• WORK TO BE COMPLETED: The records are to be restated in their entirety, word for word.

[Begin DATA PROVIDED]

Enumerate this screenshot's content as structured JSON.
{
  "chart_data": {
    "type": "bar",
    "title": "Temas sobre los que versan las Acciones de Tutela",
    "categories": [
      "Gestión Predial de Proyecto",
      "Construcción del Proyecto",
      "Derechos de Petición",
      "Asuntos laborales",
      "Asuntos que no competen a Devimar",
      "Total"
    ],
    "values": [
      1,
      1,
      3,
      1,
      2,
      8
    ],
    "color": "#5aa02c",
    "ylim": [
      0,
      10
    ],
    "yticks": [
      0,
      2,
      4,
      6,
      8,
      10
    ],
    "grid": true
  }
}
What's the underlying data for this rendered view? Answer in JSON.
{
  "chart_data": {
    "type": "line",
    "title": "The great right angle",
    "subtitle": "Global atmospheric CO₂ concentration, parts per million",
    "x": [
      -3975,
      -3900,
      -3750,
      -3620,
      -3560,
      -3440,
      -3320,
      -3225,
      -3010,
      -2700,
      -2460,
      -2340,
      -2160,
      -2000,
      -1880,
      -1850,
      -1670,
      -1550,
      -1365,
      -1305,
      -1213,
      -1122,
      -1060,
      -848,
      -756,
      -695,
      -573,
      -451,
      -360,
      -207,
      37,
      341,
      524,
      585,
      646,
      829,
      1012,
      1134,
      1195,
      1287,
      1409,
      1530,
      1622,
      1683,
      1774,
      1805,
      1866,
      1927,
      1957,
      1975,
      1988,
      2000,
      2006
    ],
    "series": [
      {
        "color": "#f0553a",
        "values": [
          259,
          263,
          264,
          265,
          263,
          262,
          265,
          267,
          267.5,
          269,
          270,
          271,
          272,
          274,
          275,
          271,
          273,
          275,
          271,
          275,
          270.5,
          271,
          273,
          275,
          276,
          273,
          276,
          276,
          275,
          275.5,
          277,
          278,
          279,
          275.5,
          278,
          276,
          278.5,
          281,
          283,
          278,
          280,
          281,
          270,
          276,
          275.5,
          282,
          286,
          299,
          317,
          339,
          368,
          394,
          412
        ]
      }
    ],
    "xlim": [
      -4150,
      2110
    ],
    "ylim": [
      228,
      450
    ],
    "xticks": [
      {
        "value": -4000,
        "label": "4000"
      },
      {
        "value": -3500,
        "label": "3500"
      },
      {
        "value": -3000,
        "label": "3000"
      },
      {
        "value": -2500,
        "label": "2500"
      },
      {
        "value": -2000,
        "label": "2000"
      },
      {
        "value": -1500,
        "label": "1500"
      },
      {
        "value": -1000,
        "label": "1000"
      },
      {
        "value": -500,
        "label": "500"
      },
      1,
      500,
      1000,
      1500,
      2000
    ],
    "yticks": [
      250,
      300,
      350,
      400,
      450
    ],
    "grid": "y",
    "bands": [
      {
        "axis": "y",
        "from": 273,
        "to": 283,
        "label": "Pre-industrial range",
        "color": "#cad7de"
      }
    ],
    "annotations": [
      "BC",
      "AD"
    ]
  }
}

[End DATA PROVIDED]

• OUTPUT FOR THIS EXERCISE:
Enumerate this screenshot's content as structured JSON.
{
  "chart_data": {
    "type": "bar",
    "title": "Temas sobre los que versan las Acciones de Tutela",
    "categories": [
      "Gestión Predial de Proyecto",
      "Construcción del Proyecto",
      "Derechos de Petición",
      "Asuntos laborales",
      "Asuntos que no competen a Devimar",
      "Total"
    ],
    "values": [
      1,
      1,
      3,
      1,
      2,
      8
    ],
    "color": "#5aa02c",
    "ylim": [
      0,
      10
    ],
    "yticks": [
      0,
      2,
      4,
      6,
      8,
      10
    ],
    "grid": true
  }
}
What's the underlying data for this rendered view? Answer in JSON.
{
  "chart_data": {
    "type": "line",
    "title": "The great right angle",
    "subtitle": "Global atmospheric CO₂ concentration, parts per million",
    "x": [
      -3975,
      -3900,
      -3750,
      -3620,
      -3560,
      -3440,
      -3320,
      -3225,
      -3010,
      -2700,
      -2460,
      -2340,
      -2160,
      -2000,
      -1880,
      -1850,
      -1670,
      -1550,
      -1365,
      -1305,
      -1213,
      -1122,
      -1060,
      -848,
      -756,
      -695,
      -573,
      -451,
      -360,
      -207,
      37,
      341,
      524,
      585,
      646,
      829,
      1012,
      1134,
      1195,
      1287,
      1409,
      1530,
      1622,
      1683,
      1774,
      1805,
      1866,
      1927,
      1957,
      1975,
      1988,
      2000,
      2006
    ],
    "series": [
      {
        "color": "#f0553a",
        "values": [
          259,
          263,
          264,
          265,
          263,
          262,
          265,
          267,
          267.5,
          269,
          270,
          271,
          272,
          274,
          275,
          271,
          273,
          275,
          271,
          275,
          270.5,
          271,
          273,
          275,
          276,
          273,
          276,
          276,
          275,
          275.5,
          277,
          278,
          279,
          275.5,
          278,
          276,
          278.5,
          281,
          283,
          278,
          280,
          281,
          270,
          276,
          275.5,
          282,
          286,
          299,
          317,
          339,
          368,
          394,
          412
        ]
      }
    ],
    "xlim": [
      -4150,
      2110
    ],
    "ylim": [
      228,
      450
    ],
    "xticks": [
      {
        "value": -4000,
        "label": "4000"
      },
      {
        "value": -3500,
        "label": "3500"
      },
      {
        "value": -3000,
        "label": "3000"
      },
      {
        "value": -2500,
        "label": "2500"
      },
      {
        "value": -2000,
        "label": "2000"
      },
      {
        "value": -1500,
        "label": "1500"
      },
      {
        "value": -1000,
        "label": "1000"
      },
      {
        "value": -500,
        "label": "500"
      },
      1,
      500,
      1000,
      1500,
      2000
    ],
    "yticks": [
      250,
      300,
      350,
      400,
      450
    ],
    "grid": "y",
    "bands": [
      {
        "axis": "y",
        "from": 273,
        "to": 283,
        "label": "Pre-industrial range",
        "color": "#cad7de"
      }
    ],
    "annotations": [
      "BC",
      "AD"
    ]
  }
}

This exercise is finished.